======== Data section
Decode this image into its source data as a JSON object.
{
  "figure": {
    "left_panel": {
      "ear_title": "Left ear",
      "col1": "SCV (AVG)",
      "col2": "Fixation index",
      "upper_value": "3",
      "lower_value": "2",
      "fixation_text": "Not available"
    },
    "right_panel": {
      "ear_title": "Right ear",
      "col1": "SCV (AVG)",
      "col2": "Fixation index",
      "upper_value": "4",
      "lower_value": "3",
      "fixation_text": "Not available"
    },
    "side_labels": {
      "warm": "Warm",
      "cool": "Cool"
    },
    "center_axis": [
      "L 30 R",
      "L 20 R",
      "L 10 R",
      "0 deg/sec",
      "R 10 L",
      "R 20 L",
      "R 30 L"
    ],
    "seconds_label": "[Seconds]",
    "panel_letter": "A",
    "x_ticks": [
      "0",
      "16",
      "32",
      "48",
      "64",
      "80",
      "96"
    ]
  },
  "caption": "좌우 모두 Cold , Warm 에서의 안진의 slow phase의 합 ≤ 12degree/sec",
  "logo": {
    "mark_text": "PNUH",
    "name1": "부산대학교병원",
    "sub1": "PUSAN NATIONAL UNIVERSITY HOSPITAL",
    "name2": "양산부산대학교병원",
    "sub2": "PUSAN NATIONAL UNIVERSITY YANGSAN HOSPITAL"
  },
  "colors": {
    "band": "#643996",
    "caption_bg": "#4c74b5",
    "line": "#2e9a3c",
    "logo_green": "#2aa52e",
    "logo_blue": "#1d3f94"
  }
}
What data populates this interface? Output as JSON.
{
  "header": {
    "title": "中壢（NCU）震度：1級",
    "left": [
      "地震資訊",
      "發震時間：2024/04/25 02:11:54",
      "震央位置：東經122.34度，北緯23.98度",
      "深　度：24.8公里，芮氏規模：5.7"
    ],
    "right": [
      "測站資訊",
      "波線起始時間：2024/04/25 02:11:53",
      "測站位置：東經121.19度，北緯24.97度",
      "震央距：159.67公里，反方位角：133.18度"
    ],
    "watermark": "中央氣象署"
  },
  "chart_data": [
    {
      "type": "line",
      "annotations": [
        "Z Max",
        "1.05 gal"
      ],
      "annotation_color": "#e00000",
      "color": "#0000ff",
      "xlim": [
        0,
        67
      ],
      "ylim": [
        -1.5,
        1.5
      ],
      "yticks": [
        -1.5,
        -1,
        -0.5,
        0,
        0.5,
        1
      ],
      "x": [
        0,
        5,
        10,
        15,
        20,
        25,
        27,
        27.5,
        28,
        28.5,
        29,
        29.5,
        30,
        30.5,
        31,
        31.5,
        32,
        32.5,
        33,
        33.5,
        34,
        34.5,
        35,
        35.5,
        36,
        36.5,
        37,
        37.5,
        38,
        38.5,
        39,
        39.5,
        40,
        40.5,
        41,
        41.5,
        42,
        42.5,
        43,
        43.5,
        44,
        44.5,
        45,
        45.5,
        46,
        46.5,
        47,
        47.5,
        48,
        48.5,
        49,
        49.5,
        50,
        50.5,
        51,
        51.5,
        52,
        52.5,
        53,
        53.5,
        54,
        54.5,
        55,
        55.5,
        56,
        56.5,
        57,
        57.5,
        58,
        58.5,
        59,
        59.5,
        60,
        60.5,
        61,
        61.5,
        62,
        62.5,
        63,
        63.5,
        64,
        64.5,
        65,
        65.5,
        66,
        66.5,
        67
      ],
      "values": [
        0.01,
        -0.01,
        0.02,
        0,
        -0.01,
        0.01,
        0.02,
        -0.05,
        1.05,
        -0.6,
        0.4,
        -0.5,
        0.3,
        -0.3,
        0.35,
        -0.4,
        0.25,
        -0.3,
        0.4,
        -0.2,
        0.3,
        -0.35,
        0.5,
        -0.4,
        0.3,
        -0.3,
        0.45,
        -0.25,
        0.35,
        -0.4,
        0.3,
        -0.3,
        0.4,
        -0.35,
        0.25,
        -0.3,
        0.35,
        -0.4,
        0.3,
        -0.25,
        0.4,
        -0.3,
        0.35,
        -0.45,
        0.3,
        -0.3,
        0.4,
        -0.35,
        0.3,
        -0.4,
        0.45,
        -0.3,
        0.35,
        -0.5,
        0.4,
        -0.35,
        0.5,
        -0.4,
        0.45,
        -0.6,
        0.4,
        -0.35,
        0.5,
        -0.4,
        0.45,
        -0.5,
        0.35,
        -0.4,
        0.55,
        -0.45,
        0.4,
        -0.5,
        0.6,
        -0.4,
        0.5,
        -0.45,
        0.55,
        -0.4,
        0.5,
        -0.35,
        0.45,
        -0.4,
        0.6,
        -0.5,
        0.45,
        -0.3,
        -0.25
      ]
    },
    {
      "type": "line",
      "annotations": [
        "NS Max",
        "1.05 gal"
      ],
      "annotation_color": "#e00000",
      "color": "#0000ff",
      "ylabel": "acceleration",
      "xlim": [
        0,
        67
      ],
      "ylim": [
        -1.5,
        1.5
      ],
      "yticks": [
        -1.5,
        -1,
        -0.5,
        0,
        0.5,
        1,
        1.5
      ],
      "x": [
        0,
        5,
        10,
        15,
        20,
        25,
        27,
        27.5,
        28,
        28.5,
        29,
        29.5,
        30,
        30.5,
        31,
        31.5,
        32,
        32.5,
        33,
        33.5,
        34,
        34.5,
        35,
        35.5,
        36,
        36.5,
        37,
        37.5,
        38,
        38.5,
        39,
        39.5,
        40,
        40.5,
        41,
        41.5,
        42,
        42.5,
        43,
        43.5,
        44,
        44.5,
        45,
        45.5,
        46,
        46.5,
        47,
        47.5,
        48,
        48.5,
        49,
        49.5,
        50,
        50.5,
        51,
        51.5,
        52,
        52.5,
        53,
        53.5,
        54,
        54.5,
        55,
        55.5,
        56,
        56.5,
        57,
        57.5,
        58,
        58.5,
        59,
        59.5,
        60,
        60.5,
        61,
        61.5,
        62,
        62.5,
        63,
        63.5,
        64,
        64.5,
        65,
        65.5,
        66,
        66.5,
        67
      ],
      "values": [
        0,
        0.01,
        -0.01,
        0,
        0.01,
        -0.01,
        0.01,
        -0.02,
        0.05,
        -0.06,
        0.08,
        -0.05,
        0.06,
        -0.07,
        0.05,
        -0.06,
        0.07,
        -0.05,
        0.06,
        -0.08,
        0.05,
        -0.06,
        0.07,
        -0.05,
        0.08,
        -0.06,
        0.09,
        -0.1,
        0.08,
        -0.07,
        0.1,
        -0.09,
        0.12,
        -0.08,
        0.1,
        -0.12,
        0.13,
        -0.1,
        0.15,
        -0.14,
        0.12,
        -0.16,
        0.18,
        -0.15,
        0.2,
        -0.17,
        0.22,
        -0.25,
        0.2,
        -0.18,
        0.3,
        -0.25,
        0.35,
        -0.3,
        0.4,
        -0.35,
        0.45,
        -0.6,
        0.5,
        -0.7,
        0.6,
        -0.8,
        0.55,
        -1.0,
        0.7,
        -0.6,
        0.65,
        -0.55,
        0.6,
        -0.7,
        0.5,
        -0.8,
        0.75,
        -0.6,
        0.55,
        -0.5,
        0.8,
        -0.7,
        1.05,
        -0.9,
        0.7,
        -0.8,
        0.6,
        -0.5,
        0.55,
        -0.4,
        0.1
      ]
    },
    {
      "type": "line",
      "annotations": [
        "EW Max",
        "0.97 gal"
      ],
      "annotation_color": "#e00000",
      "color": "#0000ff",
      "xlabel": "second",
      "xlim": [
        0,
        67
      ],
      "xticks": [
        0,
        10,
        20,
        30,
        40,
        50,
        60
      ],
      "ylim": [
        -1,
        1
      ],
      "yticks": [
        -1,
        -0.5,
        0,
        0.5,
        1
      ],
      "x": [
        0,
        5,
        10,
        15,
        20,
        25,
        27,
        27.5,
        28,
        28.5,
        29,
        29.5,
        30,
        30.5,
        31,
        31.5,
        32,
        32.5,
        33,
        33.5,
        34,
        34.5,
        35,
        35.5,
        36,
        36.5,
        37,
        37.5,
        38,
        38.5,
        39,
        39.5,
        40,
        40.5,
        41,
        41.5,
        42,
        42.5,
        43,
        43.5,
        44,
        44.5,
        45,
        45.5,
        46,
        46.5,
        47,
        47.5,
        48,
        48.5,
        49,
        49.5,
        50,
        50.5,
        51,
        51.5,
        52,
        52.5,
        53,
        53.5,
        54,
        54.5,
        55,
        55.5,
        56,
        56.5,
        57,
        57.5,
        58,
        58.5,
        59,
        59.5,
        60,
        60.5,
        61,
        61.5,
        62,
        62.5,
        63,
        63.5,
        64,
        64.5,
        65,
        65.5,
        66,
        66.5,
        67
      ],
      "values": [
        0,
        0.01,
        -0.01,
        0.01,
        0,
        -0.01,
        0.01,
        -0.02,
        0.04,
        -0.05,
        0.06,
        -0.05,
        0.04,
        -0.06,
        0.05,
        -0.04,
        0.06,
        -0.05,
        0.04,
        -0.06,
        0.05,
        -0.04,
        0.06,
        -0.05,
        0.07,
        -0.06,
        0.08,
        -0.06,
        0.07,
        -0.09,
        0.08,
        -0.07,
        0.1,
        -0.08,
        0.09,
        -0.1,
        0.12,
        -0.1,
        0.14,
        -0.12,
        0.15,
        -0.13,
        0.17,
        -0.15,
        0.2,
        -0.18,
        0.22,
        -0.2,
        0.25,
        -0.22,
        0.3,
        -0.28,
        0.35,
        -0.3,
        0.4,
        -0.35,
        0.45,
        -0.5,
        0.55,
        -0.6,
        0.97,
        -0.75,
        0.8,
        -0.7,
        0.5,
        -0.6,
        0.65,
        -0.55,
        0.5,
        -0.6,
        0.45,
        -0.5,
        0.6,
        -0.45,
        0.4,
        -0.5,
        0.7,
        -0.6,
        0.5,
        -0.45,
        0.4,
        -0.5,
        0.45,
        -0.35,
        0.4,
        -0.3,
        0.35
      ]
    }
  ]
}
================
- [Exercise brief] For the string "PUSAN", count the lines of the entries above that include it; answer with the number only.

- [Solution] 2